- **What to work on**
Select every line holding the word "foods" and copy it.
——
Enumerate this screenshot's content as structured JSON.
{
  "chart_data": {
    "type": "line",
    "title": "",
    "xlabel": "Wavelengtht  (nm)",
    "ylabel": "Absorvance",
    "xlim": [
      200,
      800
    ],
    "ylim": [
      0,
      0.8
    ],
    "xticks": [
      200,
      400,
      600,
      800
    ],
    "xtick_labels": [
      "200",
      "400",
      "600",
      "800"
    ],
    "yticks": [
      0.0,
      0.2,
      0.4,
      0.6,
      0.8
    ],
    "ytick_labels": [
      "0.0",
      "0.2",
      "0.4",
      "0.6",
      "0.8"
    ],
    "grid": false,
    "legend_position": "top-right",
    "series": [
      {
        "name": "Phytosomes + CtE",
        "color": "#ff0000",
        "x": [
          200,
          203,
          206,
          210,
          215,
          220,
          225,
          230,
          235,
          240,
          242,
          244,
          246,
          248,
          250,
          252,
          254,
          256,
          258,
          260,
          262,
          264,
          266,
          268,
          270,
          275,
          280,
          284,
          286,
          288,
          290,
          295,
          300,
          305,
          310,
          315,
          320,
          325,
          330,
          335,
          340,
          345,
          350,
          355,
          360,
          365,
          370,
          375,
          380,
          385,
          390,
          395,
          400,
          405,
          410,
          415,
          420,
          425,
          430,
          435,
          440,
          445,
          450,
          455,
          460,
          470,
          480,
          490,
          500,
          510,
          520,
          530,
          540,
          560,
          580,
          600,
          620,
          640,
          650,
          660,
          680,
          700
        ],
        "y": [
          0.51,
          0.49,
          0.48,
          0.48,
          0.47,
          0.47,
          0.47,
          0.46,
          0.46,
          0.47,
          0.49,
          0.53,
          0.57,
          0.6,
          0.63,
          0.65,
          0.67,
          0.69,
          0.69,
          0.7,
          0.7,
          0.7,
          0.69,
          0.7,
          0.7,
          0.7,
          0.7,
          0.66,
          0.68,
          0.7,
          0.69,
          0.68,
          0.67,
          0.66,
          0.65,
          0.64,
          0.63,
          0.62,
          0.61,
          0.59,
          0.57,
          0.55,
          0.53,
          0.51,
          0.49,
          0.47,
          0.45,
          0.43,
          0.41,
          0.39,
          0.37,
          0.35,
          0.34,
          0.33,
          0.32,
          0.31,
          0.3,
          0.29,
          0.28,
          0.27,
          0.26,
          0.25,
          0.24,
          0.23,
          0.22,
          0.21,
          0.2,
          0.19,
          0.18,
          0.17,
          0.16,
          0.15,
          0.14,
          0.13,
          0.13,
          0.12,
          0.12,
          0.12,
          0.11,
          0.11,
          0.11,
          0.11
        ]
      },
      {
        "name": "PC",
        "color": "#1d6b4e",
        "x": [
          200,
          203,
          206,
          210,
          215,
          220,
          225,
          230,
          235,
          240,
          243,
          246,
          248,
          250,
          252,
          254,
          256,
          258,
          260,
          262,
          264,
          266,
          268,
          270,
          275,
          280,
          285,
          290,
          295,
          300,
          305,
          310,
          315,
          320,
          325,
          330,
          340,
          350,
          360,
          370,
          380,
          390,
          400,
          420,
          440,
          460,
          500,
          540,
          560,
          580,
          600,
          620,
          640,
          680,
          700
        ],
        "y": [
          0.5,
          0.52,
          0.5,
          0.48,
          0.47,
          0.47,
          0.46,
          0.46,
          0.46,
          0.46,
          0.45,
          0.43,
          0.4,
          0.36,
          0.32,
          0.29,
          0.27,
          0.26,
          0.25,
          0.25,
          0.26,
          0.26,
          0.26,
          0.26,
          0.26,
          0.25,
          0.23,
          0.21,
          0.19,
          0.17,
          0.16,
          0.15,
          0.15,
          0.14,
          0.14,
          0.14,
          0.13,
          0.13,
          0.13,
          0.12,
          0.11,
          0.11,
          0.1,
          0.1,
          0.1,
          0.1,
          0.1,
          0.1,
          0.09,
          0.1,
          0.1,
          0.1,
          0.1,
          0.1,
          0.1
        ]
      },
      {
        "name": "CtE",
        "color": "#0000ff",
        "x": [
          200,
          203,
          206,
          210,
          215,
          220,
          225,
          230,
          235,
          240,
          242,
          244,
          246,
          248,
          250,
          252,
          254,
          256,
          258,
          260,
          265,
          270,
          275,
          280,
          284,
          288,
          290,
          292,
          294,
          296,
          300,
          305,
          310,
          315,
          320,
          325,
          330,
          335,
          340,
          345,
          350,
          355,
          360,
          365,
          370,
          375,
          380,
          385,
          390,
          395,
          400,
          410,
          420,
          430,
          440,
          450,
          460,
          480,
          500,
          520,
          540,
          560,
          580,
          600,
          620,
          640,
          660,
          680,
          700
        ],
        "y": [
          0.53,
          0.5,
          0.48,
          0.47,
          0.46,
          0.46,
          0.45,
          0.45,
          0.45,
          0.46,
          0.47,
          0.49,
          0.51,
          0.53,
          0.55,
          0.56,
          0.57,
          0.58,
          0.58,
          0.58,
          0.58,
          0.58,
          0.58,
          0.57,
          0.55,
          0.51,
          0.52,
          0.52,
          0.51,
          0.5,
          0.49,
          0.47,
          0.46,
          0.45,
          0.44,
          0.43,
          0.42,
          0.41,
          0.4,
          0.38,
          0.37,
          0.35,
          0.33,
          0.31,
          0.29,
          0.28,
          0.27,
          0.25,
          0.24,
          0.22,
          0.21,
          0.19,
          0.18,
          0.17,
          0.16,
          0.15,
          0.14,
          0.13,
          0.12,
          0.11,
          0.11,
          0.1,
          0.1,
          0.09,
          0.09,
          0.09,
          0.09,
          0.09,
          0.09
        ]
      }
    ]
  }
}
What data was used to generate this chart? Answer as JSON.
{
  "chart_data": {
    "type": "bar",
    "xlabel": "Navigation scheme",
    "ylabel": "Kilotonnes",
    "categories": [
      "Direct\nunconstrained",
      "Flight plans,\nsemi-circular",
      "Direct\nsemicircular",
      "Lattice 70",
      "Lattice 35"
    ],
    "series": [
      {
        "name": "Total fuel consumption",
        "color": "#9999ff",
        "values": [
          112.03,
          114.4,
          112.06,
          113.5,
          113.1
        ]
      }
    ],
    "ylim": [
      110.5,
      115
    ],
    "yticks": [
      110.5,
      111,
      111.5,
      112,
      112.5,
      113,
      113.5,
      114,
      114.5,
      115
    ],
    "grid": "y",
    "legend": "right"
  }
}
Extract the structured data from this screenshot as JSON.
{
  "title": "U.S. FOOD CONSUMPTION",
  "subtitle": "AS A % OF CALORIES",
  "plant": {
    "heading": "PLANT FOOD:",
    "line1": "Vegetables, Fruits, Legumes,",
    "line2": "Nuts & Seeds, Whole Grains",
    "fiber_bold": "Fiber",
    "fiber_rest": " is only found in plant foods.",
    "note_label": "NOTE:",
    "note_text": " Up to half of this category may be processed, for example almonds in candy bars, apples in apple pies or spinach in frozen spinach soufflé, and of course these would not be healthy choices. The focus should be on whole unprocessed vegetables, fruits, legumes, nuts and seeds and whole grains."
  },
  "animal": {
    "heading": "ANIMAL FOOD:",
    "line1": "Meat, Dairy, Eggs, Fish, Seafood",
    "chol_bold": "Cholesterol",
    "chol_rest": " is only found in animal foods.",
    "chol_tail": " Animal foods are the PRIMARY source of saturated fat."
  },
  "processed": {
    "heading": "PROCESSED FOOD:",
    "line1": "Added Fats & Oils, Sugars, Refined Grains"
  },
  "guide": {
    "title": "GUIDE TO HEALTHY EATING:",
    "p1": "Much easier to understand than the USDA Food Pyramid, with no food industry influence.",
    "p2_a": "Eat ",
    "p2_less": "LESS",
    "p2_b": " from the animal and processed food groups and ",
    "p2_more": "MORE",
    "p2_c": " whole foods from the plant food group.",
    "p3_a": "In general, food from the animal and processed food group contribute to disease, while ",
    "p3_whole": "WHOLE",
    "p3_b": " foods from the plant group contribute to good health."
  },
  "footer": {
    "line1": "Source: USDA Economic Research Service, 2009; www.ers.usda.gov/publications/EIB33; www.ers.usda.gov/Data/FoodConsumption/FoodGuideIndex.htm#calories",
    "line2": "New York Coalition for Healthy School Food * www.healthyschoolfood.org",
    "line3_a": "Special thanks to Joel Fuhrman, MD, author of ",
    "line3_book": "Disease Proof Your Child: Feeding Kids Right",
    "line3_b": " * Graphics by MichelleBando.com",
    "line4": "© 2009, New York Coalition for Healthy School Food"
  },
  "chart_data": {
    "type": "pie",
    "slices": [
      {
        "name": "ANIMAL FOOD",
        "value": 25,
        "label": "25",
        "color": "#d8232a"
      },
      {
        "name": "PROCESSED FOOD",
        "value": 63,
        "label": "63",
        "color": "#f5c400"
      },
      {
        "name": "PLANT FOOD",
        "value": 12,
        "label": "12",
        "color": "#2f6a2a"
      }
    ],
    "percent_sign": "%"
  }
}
——
- **Final result**
    "fiber_rest": " is only found in plant foods.",
    "chol_rest": " is only found in animal foods.",
    "chol_tail": " Animal foods are the PRIMARY source of saturated fat."
    "p2_c": " whole foods from the plant food group.",
    "p3_b": " foods from the plant group contribute to good health."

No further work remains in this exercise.